• [TASK BRIEF] Repeat every entry word for word, but leave the images out of your copy.

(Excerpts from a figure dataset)
* * * * * * *

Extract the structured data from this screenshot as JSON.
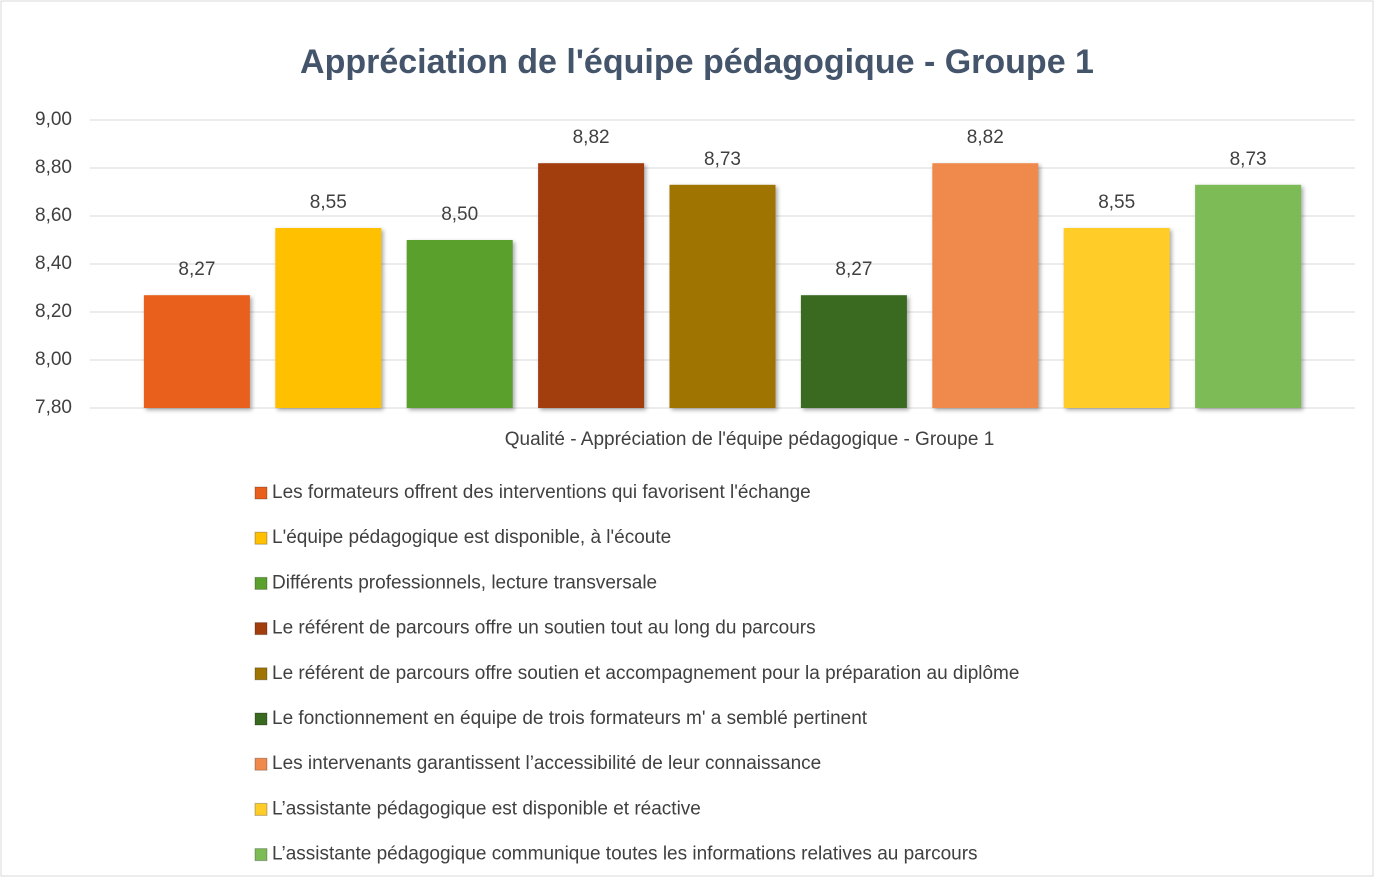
{
  "chart_data": {
    "type": "bar",
    "title": "Appréciation de l'équipe pédagogique - Groupe 1",
    "categories": [
      "Qualité - Appréciation de l'équipe pédagogique - Groupe 1"
    ],
    "series": [
      {
        "name": "Les formateurs offrent des interventions qui favorisent l'échange",
        "color": "#e8601c",
        "values": [
          8.27
        ],
        "value_labels": [
          "8,27"
        ]
      },
      {
        "name": "L'équipe pédagogique est disponible, à l'écoute",
        "color": "#ffc000",
        "values": [
          8.55
        ],
        "value_labels": [
          "8,55"
        ]
      },
      {
        "name": "Différents professionnels, lecture transversale",
        "color": "#5aa02c",
        "values": [
          8.5
        ],
        "value_labels": [
          "8,50"
        ]
      },
      {
        "name": "Le référent de parcours offre un soutien tout au long du parcours",
        "color": "#a23d0e",
        "values": [
          8.82
        ],
        "value_labels": [
          "8,82"
        ]
      },
      {
        "name": "Le référent de parcours offre soutien et accompagnement pour la préparation au diplôme",
        "color": "#a07400",
        "values": [
          8.73
        ],
        "value_labels": [
          "8,73"
        ]
      },
      {
        "name": "Le fonctionnement en équipe de trois formateurs m' a semblé pertinent",
        "color": "#3a6a20",
        "values": [
          8.27
        ],
        "value_labels": [
          "8,27"
        ]
      },
      {
        "name": "Les intervenants garantissent l’accessibilité de leur connaissance",
        "color": "#ef8a4c",
        "values": [
          8.82
        ],
        "value_labels": [
          "8,82"
        ]
      },
      {
        "name": "L’assistante pédagogique est disponible et réactive",
        "color": "#ffcc28",
        "values": [
          8.55
        ],
        "value_labels": [
          "8,55"
        ]
      },
      {
        "name": "L’assistante pédagogique communique toutes les informations relatives au parcours",
        "color": "#7cbb55",
        "values": [
          8.73
        ],
        "value_labels": [
          "8,73"
        ]
      }
    ],
    "ylim": [
      7.8,
      9.0
    ],
    "yticks": [
      {
        "value": 7.8,
        "label": "7,80"
      },
      {
        "value": 8.0,
        "label": "8,00"
      },
      {
        "value": 8.2,
        "label": "8,20"
      },
      {
        "value": 8.4,
        "label": "8,40"
      },
      {
        "value": 8.6,
        "label": "8,60"
      },
      {
        "value": 8.8,
        "label": "8,80"
      },
      {
        "value": 9.0,
        "label": "9,00"
      }
    ],
    "grid": true
  }
}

* * * * * * *

• [THE RESULT]
Extract the structured data from this screenshot as JSON.
{
  "chart_data": {
    "type": "bar",
    "title": "Appréciation de l'équipe pédagogique - Groupe 1",
    "categories": [
      "Qualité - Appréciation de l'équipe pédagogique - Groupe 1"
    ],
    "series": [
      {
        "name": "Les formateurs offrent des interventions qui favorisent l'échange",
        "color": "#e8601c",
        "values": [
          8.27
        ],
        "value_labels": [
          "8,27"
        ]
      },
      {
        "name": "L'équipe pédagogique est disponible, à l'écoute",
        "color": "#ffc000",
        "values": [
          8.55
        ],
        "value_labels": [
          "8,55"
        ]
      },
      {
        "name": "Différents professionnels, lecture transversale",
        "color": "#5aa02c",
        "values": [
          8.5
        ],
        "value_labels": [
          "8,50"
        ]
      },
      {
        "name": "Le référent de parcours offre un soutien tout au long du parcours",
        "color": "#a23d0e",
        "values": [
          8.82
        ],
        "value_labels": [
          "8,82"
        ]
      },
      {
        "name": "Le référent de parcours offre soutien et accompagnement pour la préparation au diplôme",
        "color": "#a07400",
        "values": [
          8.73
        ],
        "value_labels": [
          "8,73"
        ]
      },
      {
        "name": "Le fonctionnement en équipe de trois formateurs m' a semblé pertinent",
        "color": "#3a6a20",
        "values": [
          8.27
        ],
        "value_labels": [
          "8,27"
        ]
      },
      {
        "name": "Les intervenants garantissent l’accessibilité de leur connaissance",
        "color": "#ef8a4c",
        "values": [
          8.82
        ],
        "value_labels": [
          "8,82"
        ]
      },
      {
        "name": "L’assistante pédagogique est disponible et réactive",
        "color": "#ffcc28",
        "values": [
          8.55
        ],
        "value_labels": [
          "8,55"
        ]
      },
      {
        "name": "L’assistante pédagogique communique toutes les informations relatives au parcours",
        "color": "#7cbb55",
        "values": [
          8.73
        ],
        "value_labels": [
          "8,73"
        ]
      }
    ],
    "ylim": [
      7.8,
      9.0
    ],
    "yticks": [
      {
        "value": 7.8,
        "label": "7,80"
      },
      {
        "value": 8.0,
        "label": "8,00"
      },
      {
        "value": 8.2,
        "label": "8,20"
      },
      {
        "value": 8.4,
        "label": "8,40"
      },
      {
        "value": 8.6,
        "label": "8,60"
      },
      {
        "value": 8.8,
        "label": "8,80"
      },
      {
        "value": 9.0,
        "label": "9,00"
      }
    ],
    "grid": true
  }
}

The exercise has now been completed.